## Start DATA RECORDS

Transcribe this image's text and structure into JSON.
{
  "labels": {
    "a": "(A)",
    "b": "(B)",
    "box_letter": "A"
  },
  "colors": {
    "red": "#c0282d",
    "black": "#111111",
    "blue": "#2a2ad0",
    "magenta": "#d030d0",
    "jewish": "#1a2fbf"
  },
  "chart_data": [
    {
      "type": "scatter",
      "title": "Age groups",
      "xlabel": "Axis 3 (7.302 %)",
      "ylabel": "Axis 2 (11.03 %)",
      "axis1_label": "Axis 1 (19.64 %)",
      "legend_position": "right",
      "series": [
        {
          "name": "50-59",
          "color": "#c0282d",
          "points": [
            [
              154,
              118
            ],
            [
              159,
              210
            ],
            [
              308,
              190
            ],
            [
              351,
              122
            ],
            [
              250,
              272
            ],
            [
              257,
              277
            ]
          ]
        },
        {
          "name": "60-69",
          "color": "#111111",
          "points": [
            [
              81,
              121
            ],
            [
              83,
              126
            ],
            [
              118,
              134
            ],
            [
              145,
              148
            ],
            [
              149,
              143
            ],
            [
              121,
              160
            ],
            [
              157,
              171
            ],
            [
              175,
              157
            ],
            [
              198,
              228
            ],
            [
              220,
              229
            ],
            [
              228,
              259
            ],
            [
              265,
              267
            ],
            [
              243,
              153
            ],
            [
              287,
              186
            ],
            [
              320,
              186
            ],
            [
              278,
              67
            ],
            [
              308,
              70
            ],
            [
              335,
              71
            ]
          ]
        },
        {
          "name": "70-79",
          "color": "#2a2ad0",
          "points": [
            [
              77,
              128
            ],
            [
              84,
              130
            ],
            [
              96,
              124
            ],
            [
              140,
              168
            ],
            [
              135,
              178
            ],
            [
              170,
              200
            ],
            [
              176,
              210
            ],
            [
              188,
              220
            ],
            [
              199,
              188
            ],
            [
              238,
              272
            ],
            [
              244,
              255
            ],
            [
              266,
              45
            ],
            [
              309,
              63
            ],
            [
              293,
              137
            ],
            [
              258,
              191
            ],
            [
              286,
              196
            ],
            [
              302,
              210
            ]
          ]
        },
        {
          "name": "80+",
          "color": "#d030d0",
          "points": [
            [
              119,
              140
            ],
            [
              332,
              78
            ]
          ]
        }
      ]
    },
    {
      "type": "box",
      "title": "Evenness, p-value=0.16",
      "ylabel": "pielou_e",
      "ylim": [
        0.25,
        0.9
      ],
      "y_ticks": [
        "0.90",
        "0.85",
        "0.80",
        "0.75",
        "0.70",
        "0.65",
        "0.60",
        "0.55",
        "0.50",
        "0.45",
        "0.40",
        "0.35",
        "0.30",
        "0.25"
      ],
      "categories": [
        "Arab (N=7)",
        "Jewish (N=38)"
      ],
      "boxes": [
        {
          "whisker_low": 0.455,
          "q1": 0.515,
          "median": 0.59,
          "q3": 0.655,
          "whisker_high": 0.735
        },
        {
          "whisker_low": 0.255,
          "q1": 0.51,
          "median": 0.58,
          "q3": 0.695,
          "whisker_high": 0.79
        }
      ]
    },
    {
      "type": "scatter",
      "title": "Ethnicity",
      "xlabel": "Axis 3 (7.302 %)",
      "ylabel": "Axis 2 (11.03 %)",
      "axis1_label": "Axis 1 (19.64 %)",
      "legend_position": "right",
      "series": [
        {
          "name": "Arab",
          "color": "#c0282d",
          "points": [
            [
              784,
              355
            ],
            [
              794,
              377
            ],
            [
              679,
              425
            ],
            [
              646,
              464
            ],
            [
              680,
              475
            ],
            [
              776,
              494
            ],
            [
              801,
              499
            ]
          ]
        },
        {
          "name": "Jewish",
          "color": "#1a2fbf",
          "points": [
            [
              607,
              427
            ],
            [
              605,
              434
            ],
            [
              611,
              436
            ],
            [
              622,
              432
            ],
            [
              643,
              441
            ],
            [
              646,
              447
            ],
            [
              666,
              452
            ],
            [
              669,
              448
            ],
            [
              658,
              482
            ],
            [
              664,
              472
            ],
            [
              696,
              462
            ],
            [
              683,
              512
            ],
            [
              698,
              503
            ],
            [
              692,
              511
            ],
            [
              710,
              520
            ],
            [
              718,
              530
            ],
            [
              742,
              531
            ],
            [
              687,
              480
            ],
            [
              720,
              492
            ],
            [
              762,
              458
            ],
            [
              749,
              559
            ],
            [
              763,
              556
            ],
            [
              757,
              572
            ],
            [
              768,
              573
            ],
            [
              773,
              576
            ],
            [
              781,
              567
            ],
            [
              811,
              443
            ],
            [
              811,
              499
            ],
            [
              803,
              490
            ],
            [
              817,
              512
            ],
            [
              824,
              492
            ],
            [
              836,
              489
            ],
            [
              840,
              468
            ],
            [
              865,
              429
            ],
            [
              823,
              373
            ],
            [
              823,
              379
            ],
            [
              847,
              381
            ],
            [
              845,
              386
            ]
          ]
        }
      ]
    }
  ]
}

## End DATA RECORDS

▶ EXERCISE BRIEF:
Output the full listing without altering anything.

▶ SOLUTION:
Transcribe this image's text and structure into JSON.
{
  "labels": {
    "a": "(A)",
    "b": "(B)",
    "box_letter": "A"
  },
  "colors": {
    "red": "#c0282d",
    "black": "#111111",
    "blue": "#2a2ad0",
    "magenta": "#d030d0",
    "jewish": "#1a2fbf"
  },
  "chart_data": [
    {
      "type": "scatter",
      "title": "Age groups",
      "xlabel": "Axis 3 (7.302 %)",
      "ylabel": "Axis 2 (11.03 %)",
      "axis1_label": "Axis 1 (19.64 %)",
      "legend_position": "right",
      "series": [
        {
          "name": "50-59",
          "color": "#c0282d",
          "points": [
            [
              154,
              118
            ],
            [
              159,
              210
            ],
            [
              308,
              190
            ],
            [
              351,
              122
            ],
            [
              250,
              272
            ],
            [
              257,
              277
            ]
          ]
        },
        {
          "name": "60-69",
          "color": "#111111",
          "points": [
            [
              81,
              121
            ],
            [
              83,
              126
            ],
            [
              118,
              134
            ],
            [
              145,
              148
            ],
            [
              149,
              143
            ],
            [
              121,
              160
            ],
            [
              157,
              171
            ],
            [
              175,
              157
            ],
            [
              198,
              228
            ],
            [
              220,
              229
            ],
            [
              228,
              259
            ],
            [
              265,
              267
            ],
            [
              243,
              153
            ],
            [
              287,
              186
            ],
            [
              320,
              186
            ],
            [
              278,
              67
            ],
            [
              308,
              70
            ],
            [
              335,
              71
            ]
          ]
        },
        {
          "name": "70-79",
          "color": "#2a2ad0",
          "points": [
            [
              77,
              128
            ],
            [
              84,
              130
            ],
            [
              96,
              124
            ],
            [
              140,
              168
            ],
            [
              135,
              178
            ],
            [
              170,
              200
            ],
            [
              176,
              210
            ],
            [
              188,
              220
            ],
            [
              199,
              188
            ],
            [
              238,
              272
            ],
            [
              244,
              255
            ],
            [
              266,
              45
            ],
            [
              309,
              63
            ],
            [
              293,
              137
            ],
            [
              258,
              191
            ],
            [
              286,
              196
            ],
            [
              302,
              210
            ]
          ]
        },
        {
          "name": "80+",
          "color": "#d030d0",
          "points": [
            [
              119,
              140
            ],
            [
              332,
              78
            ]
          ]
        }
      ]
    },
    {
      "type": "box",
      "title": "Evenness, p-value=0.16",
      "ylabel": "pielou_e",
      "ylim": [
        0.25,
        0.9
      ],
      "y_ticks": [
        "0.90",
        "0.85",
        "0.80",
        "0.75",
        "0.70",
        "0.65",
        "0.60",
        "0.55",
        "0.50",
        "0.45",
        "0.40",
        "0.35",
        "0.30",
        "0.25"
      ],
      "categories": [
        "Arab (N=7)",
        "Jewish (N=38)"
      ],
      "boxes": [
        {
          "whisker_low": 0.455,
          "q1": 0.515,
          "median": 0.59,
          "q3": 0.655,
          "whisker_high": 0.735
        },
        {
          "whisker_low": 0.255,
          "q1": 0.51,
          "median": 0.58,
          "q3": 0.695,
          "whisker_high": 0.79
        }
      ]
    },
    {
      "type": "scatter",
      "title": "Ethnicity",
      "xlabel": "Axis 3 (7.302 %)",
      "ylabel": "Axis 2 (11.03 %)",
      "axis1_label": "Axis 1 (19.64 %)",
      "legend_position": "right",
      "series": [
        {
          "name": "Arab",
          "color": "#c0282d",
          "points": [
            [
              784,
              355
            ],
            [
              794,
              377
            ],
            [
              679,
              425
            ],
            [
              646,
              464
            ],
            [
              680,
              475
            ],
            [
              776,
              494
            ],
            [
              801,
              499
            ]
          ]
        },
        {
          "name": "Jewish",
          "color": "#1a2fbf",
          "points": [
            [
              607,
              427
            ],
            [
              605,
              434
            ],
            [
              611,
              436
            ],
            [
              622,
              432
            ],
            [
              643,
              441
            ],
            [
              646,
              447
            ],
            [
              666,
              452
            ],
            [
              669,
              448
            ],
            [
              658,
              482
            ],
            [
              664,
              472
            ],
            [
              696,
              462
            ],
            [
              683,
              512
            ],
            [
              698,
              503
            ],
            [
              692,
              511
            ],
            [
              710,
              520
            ],
            [
              718,
              530
            ],
            [
              742,
              531
            ],
            [
              687,
              480
            ],
            [
              720,
              492
            ],
            [
              762,
              458
            ],
            [
              749,
              559
            ],
            [
              763,
              556
            ],
            [
              757,
              572
            ],
            [
              768,
              573
            ],
            [
              773,
              576
            ],
            [
              781,
              567
            ],
            [
              811,
              443
            ],
            [
              811,
              499
            ],
            [
              803,
              490
            ],
            [
              817,
              512
            ],
            [
              824,
              492
            ],
            [
              836,
              489
            ],
            [
              840,
              468
            ],
            [
              865,
              429
            ],
            [
              823,
              373
            ],
            [
              823,
              379
            ],
            [
              847,
              381
            ],
            [
              845,
              386
            ]
          ]
        }
      ]
    }
  ]
}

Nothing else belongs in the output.